Aim: Render every entry exactly as it appears.

>> Start Stored rows

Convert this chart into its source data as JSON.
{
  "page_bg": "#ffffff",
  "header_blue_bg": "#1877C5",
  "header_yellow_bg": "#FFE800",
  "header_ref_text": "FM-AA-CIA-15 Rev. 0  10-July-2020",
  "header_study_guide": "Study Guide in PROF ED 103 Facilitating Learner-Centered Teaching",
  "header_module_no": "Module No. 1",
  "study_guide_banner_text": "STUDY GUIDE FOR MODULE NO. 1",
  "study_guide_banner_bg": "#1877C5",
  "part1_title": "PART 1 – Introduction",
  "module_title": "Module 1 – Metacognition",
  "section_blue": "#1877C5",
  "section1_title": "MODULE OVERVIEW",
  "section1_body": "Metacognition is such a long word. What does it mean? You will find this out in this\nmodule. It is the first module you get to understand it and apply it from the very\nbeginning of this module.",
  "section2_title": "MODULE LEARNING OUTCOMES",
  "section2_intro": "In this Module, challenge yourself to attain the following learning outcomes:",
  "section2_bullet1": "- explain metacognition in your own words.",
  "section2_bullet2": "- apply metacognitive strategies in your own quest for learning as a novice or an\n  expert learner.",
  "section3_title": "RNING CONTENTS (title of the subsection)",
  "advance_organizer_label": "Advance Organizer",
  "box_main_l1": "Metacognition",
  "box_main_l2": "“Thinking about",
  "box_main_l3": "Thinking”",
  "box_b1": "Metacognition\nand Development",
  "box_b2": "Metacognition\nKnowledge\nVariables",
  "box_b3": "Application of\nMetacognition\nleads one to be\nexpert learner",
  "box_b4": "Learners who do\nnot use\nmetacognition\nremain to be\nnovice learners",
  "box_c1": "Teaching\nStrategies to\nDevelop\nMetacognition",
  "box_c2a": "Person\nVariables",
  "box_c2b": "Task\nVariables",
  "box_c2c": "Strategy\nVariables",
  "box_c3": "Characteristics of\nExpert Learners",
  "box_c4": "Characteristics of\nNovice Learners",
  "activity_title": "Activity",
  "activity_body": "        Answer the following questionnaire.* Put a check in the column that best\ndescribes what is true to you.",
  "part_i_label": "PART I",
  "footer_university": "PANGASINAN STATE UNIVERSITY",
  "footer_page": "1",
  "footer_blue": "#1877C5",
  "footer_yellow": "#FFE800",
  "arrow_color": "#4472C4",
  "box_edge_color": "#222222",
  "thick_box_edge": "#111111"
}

>> End Stored rows

Full solution:
Convert this chart into its source data as JSON.
{
  "page_bg": "#ffffff",
  "header_blue_bg": "#1877C5",
  "header_yellow_bg": "#FFE800",
  "header_ref_text": "FM-AA-CIA-15 Rev. 0  10-July-2020",
  "header_study_guide": "Study Guide in PROF ED 103 Facilitating Learner-Centered Teaching",
  "header_module_no": "Module No. 1",
  "study_guide_banner_text": "STUDY GUIDE FOR MODULE NO. 1",
  "study_guide_banner_bg": "#1877C5",
  "part1_title": "PART 1 – Introduction",
  "module_title": "Module 1 – Metacognition",
  "section_blue": "#1877C5",
  "section1_title": "MODULE OVERVIEW",
  "section1_body": "Metacognition is such a long word. What does it mean? You will find this out in this\nmodule. It is the first module you get to understand it and apply it from the very\nbeginning of this module.",
  "section2_title": "MODULE LEARNING OUTCOMES",
  "section2_intro": "In this Module, challenge yourself to attain the following learning outcomes:",
  "section2_bullet1": "- explain metacognition in your own words.",
  "section2_bullet2": "- apply metacognitive strategies in your own quest for learning as a novice or an\n  expert learner.",
  "section3_title": "RNING CONTENTS (title of the subsection)",
  "advance_organizer_label": "Advance Organizer",
  "box_main_l1": "Metacognition",
  "box_main_l2": "“Thinking about",
  "box_main_l3": "Thinking”",
  "box_b1": "Metacognition\nand Development",
  "box_b2": "Metacognition\nKnowledge\nVariables",
  "box_b3": "Application of\nMetacognition\nleads one to be\nexpert learner",
  "box_b4": "Learners who do\nnot use\nmetacognition\nremain to be\nnovice learners",
  "box_c1": "Teaching\nStrategies to\nDevelop\nMetacognition",
  "box_c2a": "Person\nVariables",
  "box_c2b": "Task\nVariables",
  "box_c2c": "Strategy\nVariables",
  "box_c3": "Characteristics of\nExpert Learners",
  "box_c4": "Characteristics of\nNovice Learners",
  "activity_title": "Activity",
  "activity_body": "        Answer the following questionnaire.* Put a check in the column that best\ndescribes what is true to you.",
  "part_i_label": "PART I",
  "footer_university": "PANGASINAN STATE UNIVERSITY",
  "footer_page": "1",
  "footer_blue": "#1877C5",
  "footer_yellow": "#FFE800",
  "arrow_color": "#4472C4",
  "box_edge_color": "#222222",
  "thick_box_edge": "#111111"
}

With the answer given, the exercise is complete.